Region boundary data
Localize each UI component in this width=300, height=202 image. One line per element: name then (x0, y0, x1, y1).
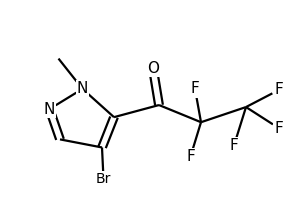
Text: F: F (274, 82, 284, 97)
Text: N: N (44, 102, 55, 117)
Text: O: O (147, 61, 159, 76)
Text: F: F (186, 149, 195, 164)
Text: N: N (77, 81, 88, 96)
Text: F: F (230, 138, 238, 153)
Text: F: F (190, 81, 200, 96)
Text: Br: Br (96, 172, 111, 186)
Text: F: F (274, 121, 284, 136)
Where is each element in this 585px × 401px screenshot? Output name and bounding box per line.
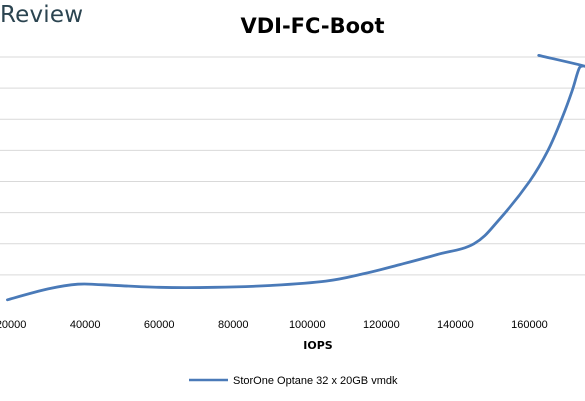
- x-tick-labels: 20000 40000 60000 80000 100000 120000 140000 16…: [0, 319, 548, 331]
- x-tick-label: 20000: [0, 319, 26, 331]
- x-tick-label: 120000: [363, 319, 400, 331]
- legend-label: StorOne Optane 32 x 20GB vmdk: [233, 375, 398, 387]
- gridlines: [0, 56, 585, 276]
- chart-title: VDI-FC-Boot: [240, 14, 385, 38]
- x-tick-label: 160000: [511, 319, 548, 331]
- x-tick-label: 100000: [289, 319, 326, 331]
- series-lines: [6, 54, 585, 302]
- legend: StorOne Optane 32 x 20GB vmdk: [189, 375, 398, 387]
- review-logo: Review: [0, 2, 84, 28]
- x-tick-label: 80000: [218, 319, 249, 331]
- x-axis-label: IOPS: [303, 339, 333, 352]
- series-line-1: [6, 54, 585, 302]
- x-tick-label: 140000: [437, 319, 474, 331]
- x-tick-label: 60000: [144, 319, 175, 331]
- x-tick-label: 40000: [70, 319, 101, 331]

• **Your objective**:
Copy every line of the records from the start through the line containing "Text: F: F (274, 121, 284, 136)", both ends included, and leave out the pictures.

• **The response**:
Localize each UI component in this width=300, height=202 image. One line per element: name then (x0, y0, x1, y1).
Text: F: F (274, 82, 284, 97)
Text: N: N (44, 102, 55, 117)
Text: O: O (147, 61, 159, 76)
Text: F: F (186, 149, 195, 164)
Text: N: N (77, 81, 88, 96)
Text: F: F (230, 138, 238, 153)
Text: F: F (190, 81, 200, 96)
Text: Br: Br (96, 172, 111, 186)
Text: F: F (274, 121, 284, 136)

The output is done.